-- SHORT PROBLEM --
Present every line in which the string "لأنه" appears.

**** PROVIDED RECORDS ****

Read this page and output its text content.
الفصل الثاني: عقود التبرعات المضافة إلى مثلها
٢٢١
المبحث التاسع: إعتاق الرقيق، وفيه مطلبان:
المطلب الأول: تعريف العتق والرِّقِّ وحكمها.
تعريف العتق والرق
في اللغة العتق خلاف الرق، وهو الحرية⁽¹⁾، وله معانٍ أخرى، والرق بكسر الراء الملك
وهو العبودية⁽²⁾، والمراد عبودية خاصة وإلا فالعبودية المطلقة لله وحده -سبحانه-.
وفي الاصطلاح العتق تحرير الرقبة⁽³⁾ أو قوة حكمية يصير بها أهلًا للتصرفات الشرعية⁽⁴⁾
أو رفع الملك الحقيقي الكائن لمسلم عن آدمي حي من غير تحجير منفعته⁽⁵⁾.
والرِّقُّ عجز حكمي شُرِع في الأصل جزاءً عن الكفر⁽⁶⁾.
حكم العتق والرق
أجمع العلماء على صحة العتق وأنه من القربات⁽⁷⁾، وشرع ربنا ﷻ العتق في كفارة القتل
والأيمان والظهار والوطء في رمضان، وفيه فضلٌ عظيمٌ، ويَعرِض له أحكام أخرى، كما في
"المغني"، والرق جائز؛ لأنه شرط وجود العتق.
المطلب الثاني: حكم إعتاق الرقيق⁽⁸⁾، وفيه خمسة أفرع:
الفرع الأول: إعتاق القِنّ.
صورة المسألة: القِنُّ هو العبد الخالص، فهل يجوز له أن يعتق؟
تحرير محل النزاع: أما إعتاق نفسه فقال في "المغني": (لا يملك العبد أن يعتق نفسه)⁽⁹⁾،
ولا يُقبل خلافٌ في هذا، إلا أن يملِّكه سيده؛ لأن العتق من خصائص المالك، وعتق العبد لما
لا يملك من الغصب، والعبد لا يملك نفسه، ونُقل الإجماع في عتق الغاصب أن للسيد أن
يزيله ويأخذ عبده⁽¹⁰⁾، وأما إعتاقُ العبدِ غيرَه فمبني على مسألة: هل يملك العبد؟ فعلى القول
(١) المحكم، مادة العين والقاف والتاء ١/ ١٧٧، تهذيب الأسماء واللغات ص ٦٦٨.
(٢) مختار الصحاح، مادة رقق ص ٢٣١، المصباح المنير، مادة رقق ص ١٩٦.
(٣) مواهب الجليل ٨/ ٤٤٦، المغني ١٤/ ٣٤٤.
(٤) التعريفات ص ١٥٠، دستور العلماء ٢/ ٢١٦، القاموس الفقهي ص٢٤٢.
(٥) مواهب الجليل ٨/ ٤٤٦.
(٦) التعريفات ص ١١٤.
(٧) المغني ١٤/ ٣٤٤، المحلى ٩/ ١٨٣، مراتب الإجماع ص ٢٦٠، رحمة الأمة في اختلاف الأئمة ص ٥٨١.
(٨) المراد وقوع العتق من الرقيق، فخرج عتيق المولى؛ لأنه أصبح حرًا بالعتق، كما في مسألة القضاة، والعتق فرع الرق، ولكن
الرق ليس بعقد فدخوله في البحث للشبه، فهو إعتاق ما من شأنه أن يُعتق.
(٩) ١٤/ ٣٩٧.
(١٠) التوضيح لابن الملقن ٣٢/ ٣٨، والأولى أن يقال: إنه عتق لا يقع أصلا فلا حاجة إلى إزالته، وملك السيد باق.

****

-- TASK OUTPUT --
"المغني"، والرق جائز؛ لأنه شرط وجود العتق.
(٨) المراد وقوع العتق من الرقيق، فخرج عتيق المولى؛ لأنه أصبح حرًا بالعتق، كما في مسألة القضاة، والعتق فرع الرق، ولكن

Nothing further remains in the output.